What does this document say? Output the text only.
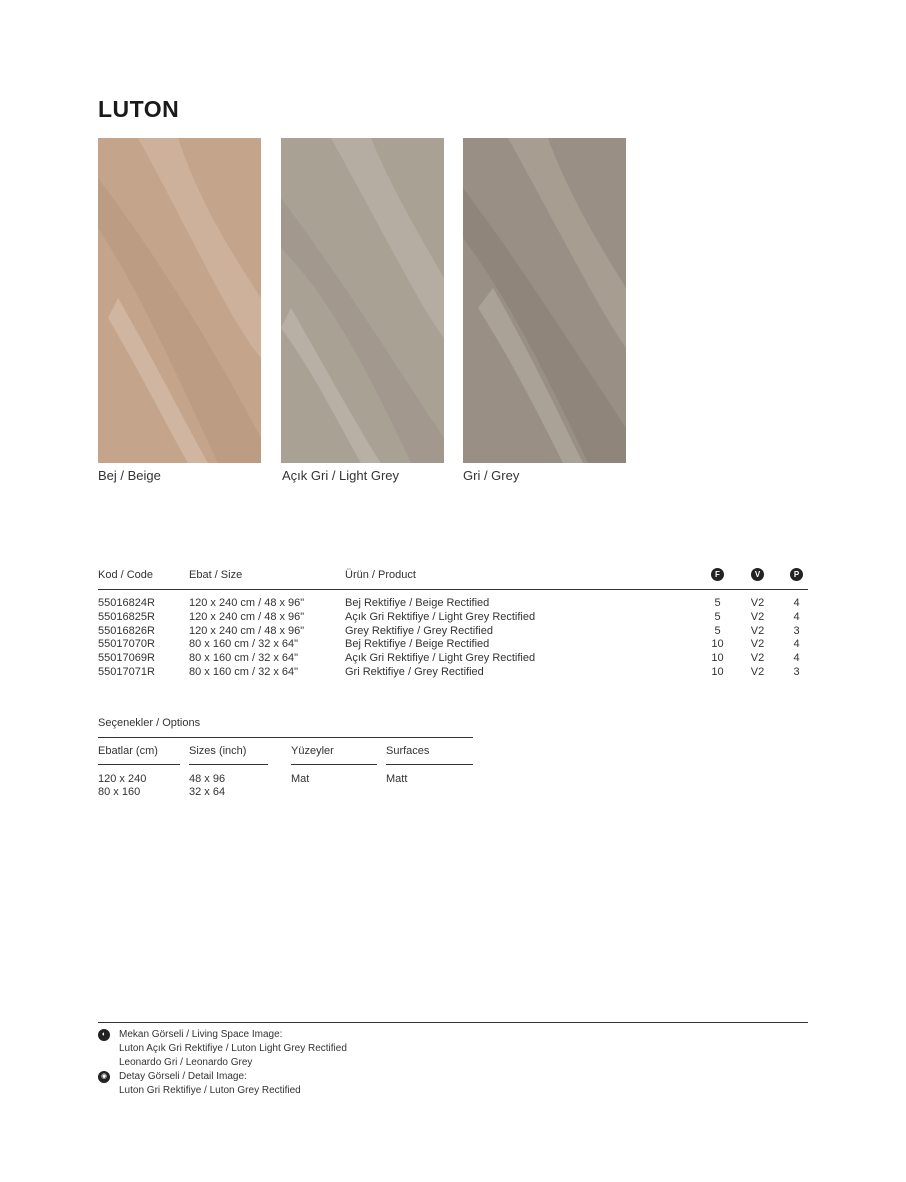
LUTON
Bej / Beige	Açık Gri / Light Grey	Gri / Grey
Kod / Code	Ebat / Size	Ürün / Product	F	V	P
55016824R	120 x 240 cm / 48 x 96"	Bej Rektifiye / Beige Rectified	5	V2	4
55016825R	120 x 240 cm / 48 x 96"	Açık Gri Rektifiye / Light Grey Rectified	5	V2	4
55016826R	120 x 240 cm / 48 x 96"	Grey Rektifiye / Grey Rectified	5	V2	3
55017070R	80 x 160 cm / 32 x 64"	Bej Rektifiye / Beige Rectified	10	V2	4
55017069R	80 x 160 cm / 32 x 64"	Açık Gri Rektifiye / Light Grey Rectified	10	V2	4
55017071R	80 x 160 cm / 32 x 64"	Gri Rektifiye / Grey Rectified	10	V2	3
Seçenekler / Options
Ebatlar (cm)	Sizes (inch)	Yüzeyler	Surfaces
120 x 240	48 x 96	Mat	Matt
80 x 160	32 x 64
◐	Mekan Görseli / Living Space Image:
Luton Açık Gri Rektifiye / Luton Light Grey Rectified
Leonardo Gri / Leonardo Grey
◉ Detay Görseli / Detail Image:
Luton Gri Rektifiye / Luton Grey Rectified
--*--
Copy every line of the listing containing the string "Light".

Bej / Beige	Açık Gri / Light Grey	Gri / Grey
55016825R	120 x 240 cm / 48 x 96"	Açık Gri Rektifiye / Light Grey Rectified	5	V2	4
55017069R	80 x 160 cm / 32 x 64"	Açık Gri Rektifiye / Light Grey Rectified	10	V2	4
Luton Açık Gri Rektifiye / Luton Light Grey Rectified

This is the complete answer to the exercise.